# START OF DATA SECTION
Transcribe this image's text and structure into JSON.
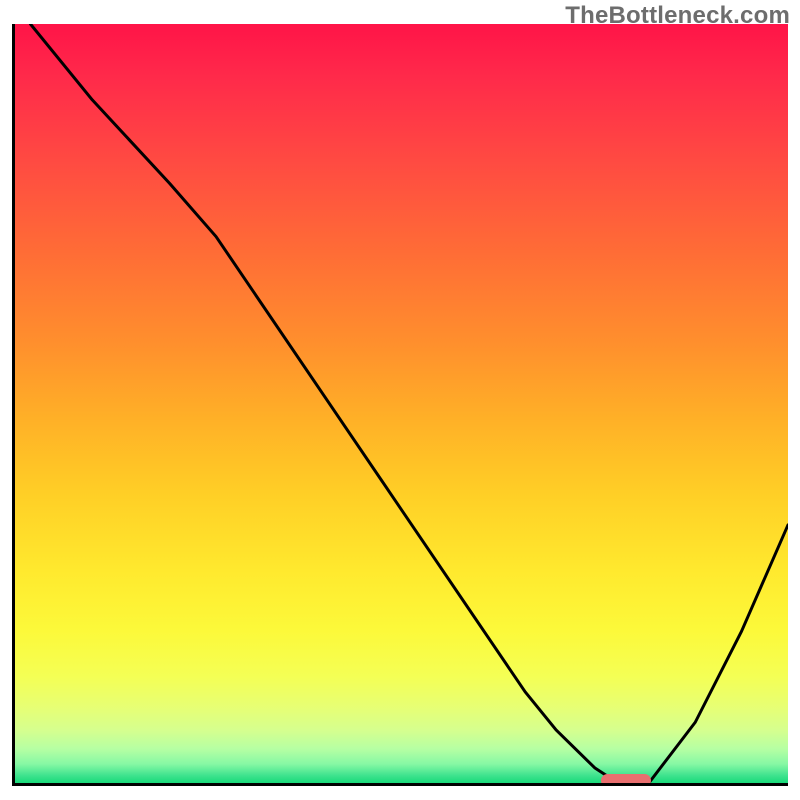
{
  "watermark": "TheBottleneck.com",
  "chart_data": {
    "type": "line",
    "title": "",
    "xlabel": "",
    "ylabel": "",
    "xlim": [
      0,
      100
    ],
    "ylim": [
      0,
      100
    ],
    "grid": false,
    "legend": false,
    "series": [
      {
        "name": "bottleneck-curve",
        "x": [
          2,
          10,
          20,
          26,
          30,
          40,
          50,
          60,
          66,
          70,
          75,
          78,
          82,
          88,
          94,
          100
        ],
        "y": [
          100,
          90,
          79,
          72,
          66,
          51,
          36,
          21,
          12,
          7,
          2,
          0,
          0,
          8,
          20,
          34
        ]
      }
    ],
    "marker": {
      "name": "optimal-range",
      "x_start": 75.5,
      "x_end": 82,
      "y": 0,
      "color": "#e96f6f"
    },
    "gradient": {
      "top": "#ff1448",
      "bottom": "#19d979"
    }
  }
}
# END OF DATA SECTION
**GIVEN EXERCISE:** Pictures are not part of the copy; reproduce everything else in the records exactly.

**RESULT OF THIS EXERCISE:**
Transcribe this image's text and structure into JSON.
{
  "watermark": "TheBottleneck.com",
  "chart_data": {
    "type": "line",
    "title": "",
    "xlabel": "",
    "ylabel": "",
    "xlim": [
      0,
      100
    ],
    "ylim": [
      0,
      100
    ],
    "grid": false,
    "legend": false,
    "series": [
      {
        "name": "bottleneck-curve",
        "x": [
          2,
          10,
          20,
          26,
          30,
          40,
          50,
          60,
          66,
          70,
          75,
          78,
          82,
          88,
          94,
          100
        ],
        "y": [
          100,
          90,
          79,
          72,
          66,
          51,
          36,
          21,
          12,
          7,
          2,
          0,
          0,
          8,
          20,
          34
        ]
      }
    ],
    "marker": {
      "name": "optimal-range",
      "x_start": 75.5,
      "x_end": 82,
      "y": 0,
      "color": "#e96f6f"
    },
    "gradient": {
      "top": "#ff1448",
      "bottom": "#19d979"
    }
  }
}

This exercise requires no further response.